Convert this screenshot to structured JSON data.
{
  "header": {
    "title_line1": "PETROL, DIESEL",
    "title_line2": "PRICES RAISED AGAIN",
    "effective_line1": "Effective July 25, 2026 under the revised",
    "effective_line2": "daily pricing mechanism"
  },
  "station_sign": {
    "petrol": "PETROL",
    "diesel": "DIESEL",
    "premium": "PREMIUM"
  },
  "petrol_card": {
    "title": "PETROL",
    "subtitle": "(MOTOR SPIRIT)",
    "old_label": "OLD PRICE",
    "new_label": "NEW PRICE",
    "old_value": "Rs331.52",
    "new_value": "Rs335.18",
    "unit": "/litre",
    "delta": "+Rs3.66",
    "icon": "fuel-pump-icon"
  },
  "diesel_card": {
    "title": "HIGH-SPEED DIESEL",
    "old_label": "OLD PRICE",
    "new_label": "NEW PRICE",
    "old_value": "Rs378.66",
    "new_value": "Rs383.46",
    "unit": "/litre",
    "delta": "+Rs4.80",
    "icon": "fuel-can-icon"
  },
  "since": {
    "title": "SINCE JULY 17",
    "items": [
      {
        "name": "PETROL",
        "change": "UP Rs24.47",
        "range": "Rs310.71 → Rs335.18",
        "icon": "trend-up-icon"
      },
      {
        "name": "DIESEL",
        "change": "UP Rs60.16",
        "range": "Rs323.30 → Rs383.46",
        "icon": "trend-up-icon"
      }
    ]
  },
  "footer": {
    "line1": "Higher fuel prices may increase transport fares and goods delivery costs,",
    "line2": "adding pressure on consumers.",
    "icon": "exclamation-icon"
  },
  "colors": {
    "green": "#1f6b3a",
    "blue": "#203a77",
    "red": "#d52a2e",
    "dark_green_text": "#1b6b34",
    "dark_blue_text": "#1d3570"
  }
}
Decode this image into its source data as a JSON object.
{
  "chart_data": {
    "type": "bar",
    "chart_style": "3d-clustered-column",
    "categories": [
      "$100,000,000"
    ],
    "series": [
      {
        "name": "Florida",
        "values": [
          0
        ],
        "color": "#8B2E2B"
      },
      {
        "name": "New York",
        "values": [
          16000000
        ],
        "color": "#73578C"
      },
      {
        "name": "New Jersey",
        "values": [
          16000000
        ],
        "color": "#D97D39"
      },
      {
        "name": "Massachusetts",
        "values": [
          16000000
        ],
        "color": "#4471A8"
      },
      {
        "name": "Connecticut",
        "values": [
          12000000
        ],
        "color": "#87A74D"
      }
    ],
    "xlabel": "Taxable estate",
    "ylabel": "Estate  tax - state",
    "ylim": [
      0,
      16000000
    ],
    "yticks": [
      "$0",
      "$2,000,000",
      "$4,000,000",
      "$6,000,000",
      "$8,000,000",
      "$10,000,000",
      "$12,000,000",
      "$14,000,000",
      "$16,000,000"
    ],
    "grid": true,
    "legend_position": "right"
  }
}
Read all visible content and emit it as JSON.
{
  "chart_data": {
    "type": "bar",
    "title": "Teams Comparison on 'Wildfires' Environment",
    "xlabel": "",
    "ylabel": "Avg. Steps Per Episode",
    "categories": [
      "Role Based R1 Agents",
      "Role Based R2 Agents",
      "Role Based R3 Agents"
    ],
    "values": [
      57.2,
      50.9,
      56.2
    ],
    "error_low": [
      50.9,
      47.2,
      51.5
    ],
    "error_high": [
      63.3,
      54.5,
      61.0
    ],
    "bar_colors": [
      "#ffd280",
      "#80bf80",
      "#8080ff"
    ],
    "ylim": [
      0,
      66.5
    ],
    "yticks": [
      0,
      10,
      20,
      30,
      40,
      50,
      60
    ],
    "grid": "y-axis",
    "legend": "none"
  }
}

*Problem to work on*
Each record above should be restated word for word.

*Answer to this exercise*
Convert this screenshot to structured JSON data.
{
  "header": {
    "title_line1": "PETROL, DIESEL",
    "title_line2": "PRICES RAISED AGAIN",
    "effective_line1": "Effective July 25, 2026 under the revised",
    "effective_line2": "daily pricing mechanism"
  },
  "station_sign": {
    "petrol": "PETROL",
    "diesel": "DIESEL",
    "premium": "PREMIUM"
  },
  "petrol_card": {
    "title": "PETROL",
    "subtitle": "(MOTOR SPIRIT)",
    "old_label": "OLD PRICE",
    "new_label": "NEW PRICE",
    "old_value": "Rs331.52",
    "new_value": "Rs335.18",
    "unit": "/litre",
    "delta": "+Rs3.66",
    "icon": "fuel-pump-icon"
  },
  "diesel_card": {
    "title": "HIGH-SPEED DIESEL",
    "old_label": "OLD PRICE",
    "new_label": "NEW PRICE",
    "old_value": "Rs378.66",
    "new_value": "Rs383.46",
    "unit": "/litre",
    "delta": "+Rs4.80",
    "icon": "fuel-can-icon"
  },
  "since": {
    "title": "SINCE JULY 17",
    "items": [
      {
        "name": "PETROL",
        "change": "UP Rs24.47",
        "range": "Rs310.71 → Rs335.18",
        "icon": "trend-up-icon"
      },
      {
        "name": "DIESEL",
        "change": "UP Rs60.16",
        "range": "Rs323.30 → Rs383.46",
        "icon": "trend-up-icon"
      }
    ]
  },
  "footer": {
    "line1": "Higher fuel prices may increase transport fares and goods delivery costs,",
    "line2": "adding pressure on consumers.",
    "icon": "exclamation-icon"
  },
  "colors": {
    "green": "#1f6b3a",
    "blue": "#203a77",
    "red": "#d52a2e",
    "dark_green_text": "#1b6b34",
    "dark_blue_text": "#1d3570"
  }
}
Decode this image into its source data as a JSON object.
{
  "chart_data": {
    "type": "bar",
    "chart_style": "3d-clustered-column",
    "categories": [
      "$100,000,000"
    ],
    "series": [
      {
        "name": "Florida",
        "values": [
          0
        ],
        "color": "#8B2E2B"
      },
      {
        "name": "New York",
        "values": [
          16000000
        ],
        "color": "#73578C"
      },
      {
        "name": "New Jersey",
        "values": [
          16000000
        ],
        "color": "#D97D39"
      },
      {
        "name": "Massachusetts",
        "values": [
          16000000
        ],
        "color": "#4471A8"
      },
      {
        "name": "Connecticut",
        "values": [
          12000000
        ],
        "color": "#87A74D"
      }
    ],
    "xlabel": "Taxable estate",
    "ylabel": "Estate  tax - state",
    "ylim": [
      0,
      16000000
    ],
    "yticks": [
      "$0",
      "$2,000,000",
      "$4,000,000",
      "$6,000,000",
      "$8,000,000",
      "$10,000,000",
      "$12,000,000",
      "$14,000,000",
      "$16,000,000"
    ],
    "grid": true,
    "legend_position": "right"
  }
}
Read all visible content and emit it as JSON.
{
  "chart_data": {
    "type": "bar",
    "title": "Teams Comparison on 'Wildfires' Environment",
    "xlabel": "",
    "ylabel": "Avg. Steps Per Episode",
    "categories": [
      "Role Based R1 Agents",
      "Role Based R2 Agents",
      "Role Based R3 Agents"
    ],
    "values": [
      57.2,
      50.9,
      56.2
    ],
    "error_low": [
      50.9,
      47.2,
      51.5
    ],
    "error_high": [
      63.3,
      54.5,
      61.0
    ],
    "bar_colors": [
      "#ffd280",
      "#80bf80",
      "#8080ff"
    ],
    "ylim": [
      0,
      66.5
    ],
    "yticks": [
      0,
      10,
      20,
      30,
      40,
      50,
      60
    ],
    "grid": "y-axis",
    "legend": "none"
  }
}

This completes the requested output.